The exercise – Return every item below word for word, leaving out the pictures.
## Start Dataset entries
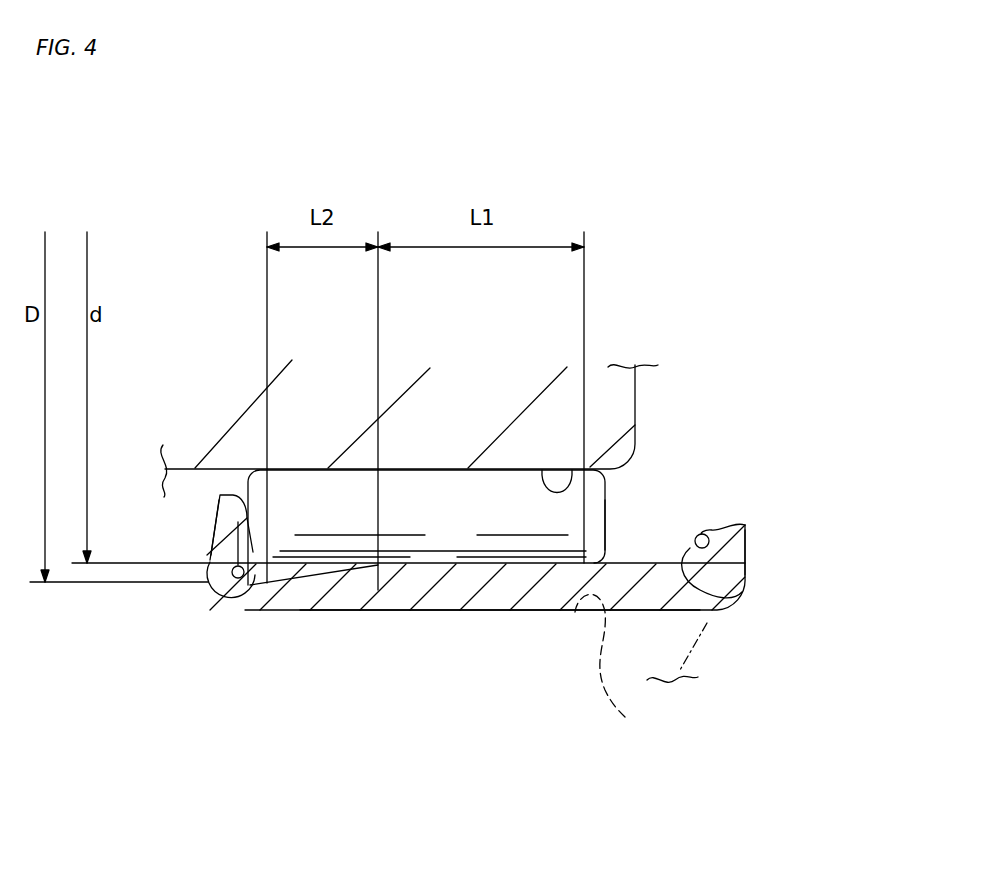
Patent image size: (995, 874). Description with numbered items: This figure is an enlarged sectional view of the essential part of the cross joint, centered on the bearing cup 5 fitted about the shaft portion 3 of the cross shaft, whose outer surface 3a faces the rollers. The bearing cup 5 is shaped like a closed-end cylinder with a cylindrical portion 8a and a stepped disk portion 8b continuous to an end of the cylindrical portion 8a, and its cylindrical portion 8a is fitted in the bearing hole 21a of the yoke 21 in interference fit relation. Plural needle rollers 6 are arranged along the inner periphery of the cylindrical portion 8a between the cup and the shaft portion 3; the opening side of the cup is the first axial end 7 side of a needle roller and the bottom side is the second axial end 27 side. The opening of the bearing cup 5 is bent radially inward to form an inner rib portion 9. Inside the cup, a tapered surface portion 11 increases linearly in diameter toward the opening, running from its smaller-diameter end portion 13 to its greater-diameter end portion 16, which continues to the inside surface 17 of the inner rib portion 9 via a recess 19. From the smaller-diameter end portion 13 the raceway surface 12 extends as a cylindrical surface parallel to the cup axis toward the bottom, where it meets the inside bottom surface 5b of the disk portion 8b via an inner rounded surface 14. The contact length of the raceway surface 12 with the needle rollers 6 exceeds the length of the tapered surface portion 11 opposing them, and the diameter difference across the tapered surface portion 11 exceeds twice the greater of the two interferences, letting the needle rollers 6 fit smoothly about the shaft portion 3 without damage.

The shaft portion 3 is at (635, 397).
The plate surface 3a is at (572, 465).
The bearing cup 5 is at (737, 600).
The inside bottom surface 5b is at (745, 563).
The needle rollers 6 is at (428, 500).
The first axial end 7 is at (283, 520).
The cylindrical portion 8a is at (517, 612).
The stepped disk portion 8b is at (745, 543).
The inner rib portion 9 is at (212, 540).
The tapered surface portion 11 is at (310, 578).
The raceway surface 12 is at (488, 563).
The smaller-diameter end portion 13 is at (378, 567).
The inner rounded surface 14 is at (733, 605).
The greater-diameter end portion 16 is at (247, 524).
The inside surface 17 is at (230, 610).
The recess 19 is at (213, 594).
The yoke 21 is at (697, 637).
The bearing hole 21a is at (622, 672).
The second axial end 27 is at (568, 512).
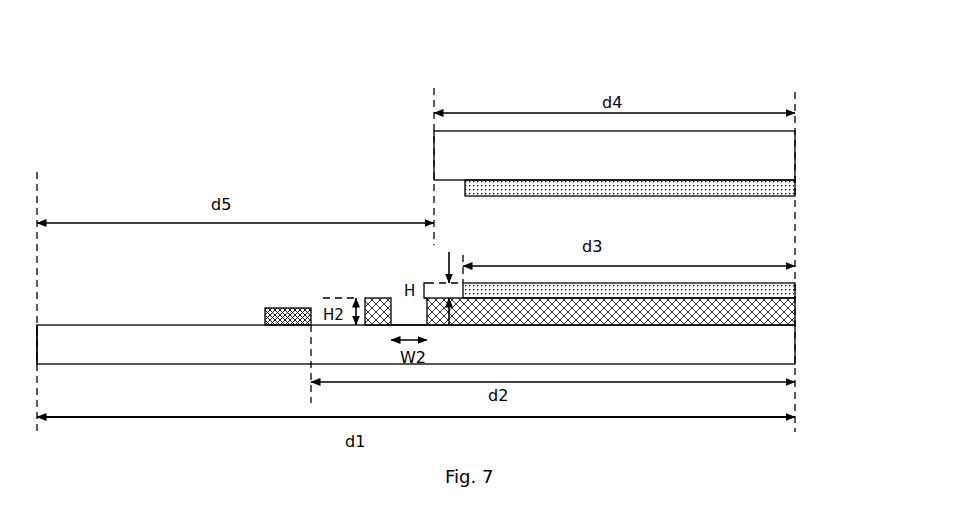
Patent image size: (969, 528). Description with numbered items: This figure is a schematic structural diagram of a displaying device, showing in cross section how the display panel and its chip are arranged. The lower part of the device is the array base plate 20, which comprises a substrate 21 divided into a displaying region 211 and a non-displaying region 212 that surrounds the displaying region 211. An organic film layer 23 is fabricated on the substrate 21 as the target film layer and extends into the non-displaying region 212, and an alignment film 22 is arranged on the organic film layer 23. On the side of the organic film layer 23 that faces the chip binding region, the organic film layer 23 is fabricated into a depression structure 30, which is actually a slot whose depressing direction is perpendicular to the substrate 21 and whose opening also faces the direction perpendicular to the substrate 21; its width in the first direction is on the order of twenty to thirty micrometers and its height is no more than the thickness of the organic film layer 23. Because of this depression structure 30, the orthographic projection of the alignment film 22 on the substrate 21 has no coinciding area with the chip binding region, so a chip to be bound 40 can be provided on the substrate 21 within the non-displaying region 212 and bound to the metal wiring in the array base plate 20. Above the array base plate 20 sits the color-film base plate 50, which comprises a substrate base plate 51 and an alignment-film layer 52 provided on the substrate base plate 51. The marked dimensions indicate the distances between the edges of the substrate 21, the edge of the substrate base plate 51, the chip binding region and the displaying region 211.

The non-displaying region 212 is at (349, 132).
The displaying region 211 is at (832, 100).
The color-film base plate 50 is at (660, 155).
The substrate base plate 51 is at (770, 152).
The alignment-film layer 52 is at (775, 188).
The array base plate 20 is at (465, 303).
The substrate 21 is at (780, 355).
The alignment film 22 is at (778, 290).
The organic film layer 23 is at (778, 320).
The chip to be bound 40 is at (292, 308).
The depression structure 30 is at (416, 318).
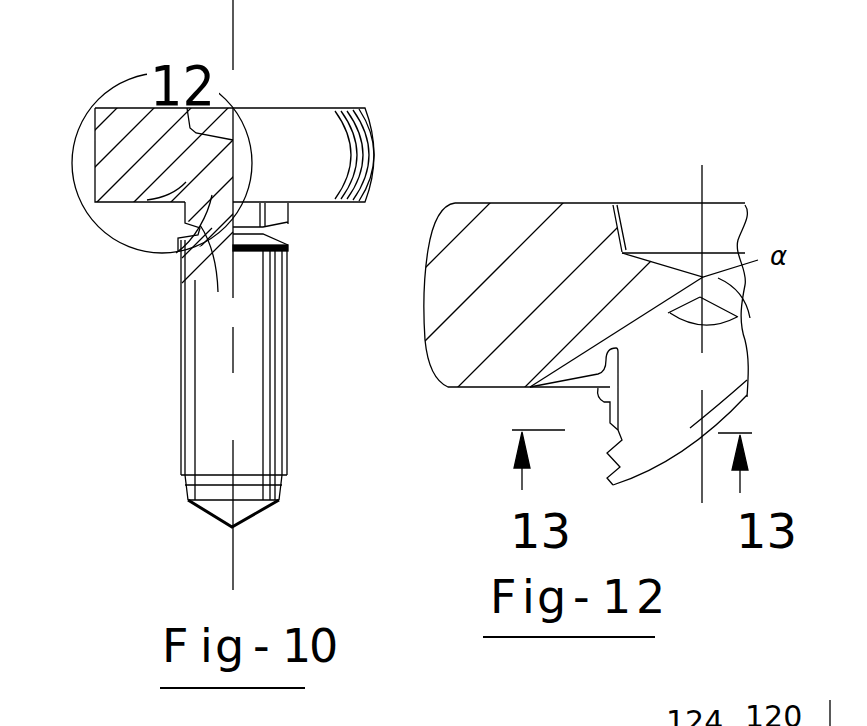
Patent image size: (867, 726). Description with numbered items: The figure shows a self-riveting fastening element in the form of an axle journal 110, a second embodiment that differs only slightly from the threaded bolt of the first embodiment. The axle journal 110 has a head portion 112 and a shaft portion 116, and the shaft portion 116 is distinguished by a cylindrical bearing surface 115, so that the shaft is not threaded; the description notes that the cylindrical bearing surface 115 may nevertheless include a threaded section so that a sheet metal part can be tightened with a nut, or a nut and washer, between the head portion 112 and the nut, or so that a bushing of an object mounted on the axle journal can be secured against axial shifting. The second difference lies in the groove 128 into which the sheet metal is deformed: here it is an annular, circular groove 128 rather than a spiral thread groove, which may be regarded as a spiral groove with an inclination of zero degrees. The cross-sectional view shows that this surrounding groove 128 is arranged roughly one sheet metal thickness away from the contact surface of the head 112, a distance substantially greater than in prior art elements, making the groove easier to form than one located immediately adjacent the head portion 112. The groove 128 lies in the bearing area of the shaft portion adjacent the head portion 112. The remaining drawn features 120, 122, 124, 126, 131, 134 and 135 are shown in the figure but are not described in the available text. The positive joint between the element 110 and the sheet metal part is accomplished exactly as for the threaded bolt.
## End Dataset entries
The reply –
Patent image size: (995, 874). Description with numbered items: This figure is an enlarged sectional view of the essential part of the cross joint, centered on the bearing cup 5 fitted about the shaft portion 3 of the cross shaft, whose outer surface 3a faces the rollers. The bearing cup 5 is shaped like a closed-end cylinder with a cylindrical portion 8a and a stepped disk portion 8b continuous to an end of the cylindrical portion 8a, and its cylindrical portion 8a is fitted in the bearing hole 21a of the yoke 21 in interference fit relation. Plural needle rollers 6 are arranged along the inner periphery of the cylindrical portion 8a between the cup and the shaft portion 3; the opening side of the cup is the first axial end 7 side of a needle roller and the bottom side is the second axial end 27 side. The opening of the bearing cup 5 is bent radially inward to form an inner rib portion 9. Inside the cup, a tapered surface portion 11 increases linearly in diameter toward the opening, running from its smaller-diameter end portion 13 to its greater-diameter end portion 16, which continues to the inside surface 17 of the inner rib portion 9 via a recess 19. From the smaller-diameter end portion 13 the raceway surface 12 extends as a cylindrical surface parallel to the cup axis toward the bottom, where it meets the inside bottom surface 5b of the disk portion 8b via an inner rounded surface 14. The contact length of the raceway surface 12 with the needle rollers 6 exceeds the length of the tapered surface portion 11 opposing them, and the diameter difference across the tapered surface portion 11 exceeds twice the greater of the two interferences, letting the needle rollers 6 fit smoothly about the shaft portion 3 without damage.

The shaft portion 3 is at (635, 397).
The plate surface 3a is at (572, 465).
The bearing cup 5 is at (737, 600).
The inside bottom surface 5b is at (745, 563).
The needle rollers 6 is at (428, 500).
The first axial end 7 is at (283, 520).
The cylindrical portion 8a is at (517, 612).
The stepped disk portion 8b is at (745, 543).
The inner rib portion 9 is at (212, 540).
The tapered surface portion 11 is at (310, 578).
The raceway surface 12 is at (488, 563).
The smaller-diameter end portion 13 is at (378, 567).
The inner rounded surface 14 is at (733, 605).
The greater-diameter end portion 16 is at (247, 524).
The inside surface 17 is at (230, 610).
The recess 19 is at (213, 594).
The yoke 21 is at (697, 637).
The bearing hole 21a is at (622, 672).
The second axial end 27 is at (568, 512).
Patent image size: (969, 528). Description with numbered items: This figure is a schematic structural diagram of a displaying device, showing in cross section how the display panel and its chip are arranged. The lower part of the device is the array base plate 20, which comprises a substrate 21 divided into a displaying region 211 and a non-displaying region 212 that surrounds the displaying region 211. An organic film layer 23 is fabricated on the substrate 21 as the target film layer and extends into the non-displaying region 212, and an alignment film 22 is arranged on the organic film layer 23. On the side of the organic film layer 23 that faces the chip binding region, the organic film layer 23 is fabricated into a depression structure 30, which is actually a slot whose depressing direction is perpendicular to the substrate 21 and whose opening also faces the direction perpendicular to the substrate 21; its width in the first direction is on the order of twenty to thirty micrometers and its height is no more than the thickness of the organic film layer 23. Because of this depression structure 30, the orthographic projection of the alignment film 22 on the substrate 21 has no coinciding area with the chip binding region, so a chip to be bound 40 can be provided on the substrate 21 within the non-displaying region 212 and bound to the metal wiring in the array base plate 20. Above the array base plate 20 sits the color-film base plate 50, which comprises a substrate base plate 51 and an alignment-film layer 52 provided on the substrate base plate 51. The marked dimensions indicate the distances between the edges of the substrate 21, the edge of the substrate base plate 51, the chip binding region and the displaying region 211.

The non-displaying region 212 is at (349, 132).
The displaying region 211 is at (832, 100).
The color-film base plate 50 is at (660, 155).
The substrate base plate 51 is at (770, 152).
The alignment-film layer 52 is at (775, 188).
The array base plate 20 is at (465, 303).
The substrate 21 is at (780, 355).
The alignment film 22 is at (778, 290).
The organic film layer 23 is at (778, 320).
The chip to be bound 40 is at (292, 308).
The depression structure 30 is at (416, 318).
Patent image size: (867, 726). Description with numbered items: The figure shows a self-riveting fastening element in the form of an axle journal 110, a second embodiment that differs only slightly from the threaded bolt of the first embodiment. The axle journal 110 has a head portion 112 and a shaft portion 116, and the shaft portion 116 is distinguished by a cylindrical bearing surface 115, so that the shaft is not threaded; the description notes that the cylindrical bearing surface 115 may nevertheless include a threaded section so that a sheet metal part can be tightened with a nut, or a nut and washer, between the head portion 112 and the nut, or so that a bushing of an object mounted on the axle journal can be secured against axial shifting. The second difference lies in the groove 128 into which the sheet metal is deformed: here it is an annular, circular groove 128 rather than a spiral thread groove, which may be regarded as a spiral groove with an inclination of zero degrees. The cross-sectional view shows that this surrounding groove 128 is arranged roughly one sheet metal thickness away from the contact surface of the head 112, a distance substantially greater than in prior art elements, making the groove easier to form than one located immediately adjacent the head portion 112. The groove 128 lies in the bearing area of the shaft portion adjacent the head portion 112. The remaining drawn features 120, 122, 124, 126, 131, 134 and 135 are shown in the figure but are not described in the available text. The positive joint between the element 110 and the sheet metal part is accomplished exactly as for the threaded bolt.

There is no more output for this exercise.